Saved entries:
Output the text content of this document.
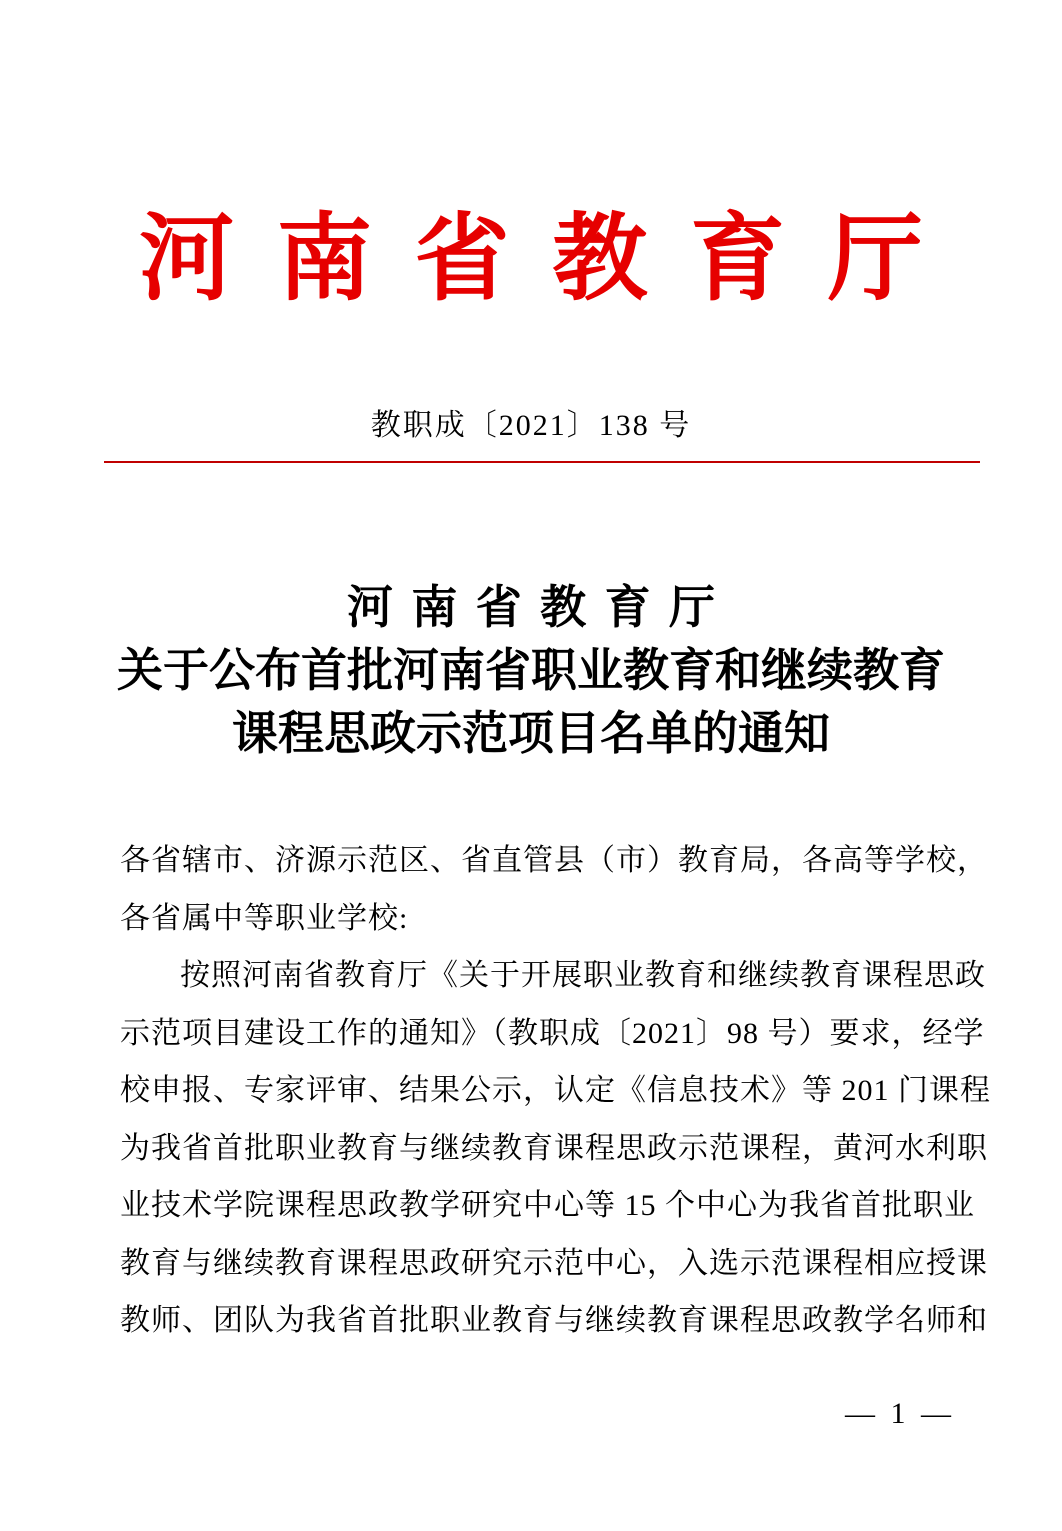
河南省教育厅
教职成〔2021〕138 号
河南省教育厅
关于公布首批河南省职业教育和继续教育
课程思政示范项目名单的通知
各省辖市、济源示范区、省直管县（市）教育局，各高等学校，
各省属中等职业学校:
按照河南省教育厅《关于开展职业教育和继续教育课程思政
示范项目建设工作的通知》（教职成〔2021〕98 号）要求，经学
校申报、专家评审、结果公示，认定《信息技术》等 201 门课程
为我省首批职业教育与继续教育课程思政示范课程，黄河水利职
业技术学院课程思政教学研究中心等 15 个中心为我省首批职业
教育与继续教育课程思政研究示范中心，入选示范课程相应授课
教师、团队为我省首批职业教育与继续教育课程思政教学名师和
— 1 —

WRITTEN REQUEST: Output the full set of records above without changing a word, and drop the images.

ANSWER TO THIS PROBLEM:
Output the text content of this document.
河南省教育厅
教职成〔2021〕138 号
河南省教育厅
关于公布首批河南省职业教育和继续教育
课程思政示范项目名单的通知
各省辖市、济源示范区、省直管县（市）教育局，各高等学校，
各省属中等职业学校:
按照河南省教育厅《关于开展职业教育和继续教育课程思政
示范项目建设工作的通知》（教职成〔2021〕98 号）要求，经学
校申报、专家评审、结果公示，认定《信息技术》等 201 门课程
为我省首批职业教育与继续教育课程思政示范课程，黄河水利职
业技术学院课程思政教学研究中心等 15 个中心为我省首批职业
教育与继续教育课程思政研究示范中心，入选示范课程相应授课
教师、团队为我省首批职业教育与继续教育课程思政教学名师和
— 1 —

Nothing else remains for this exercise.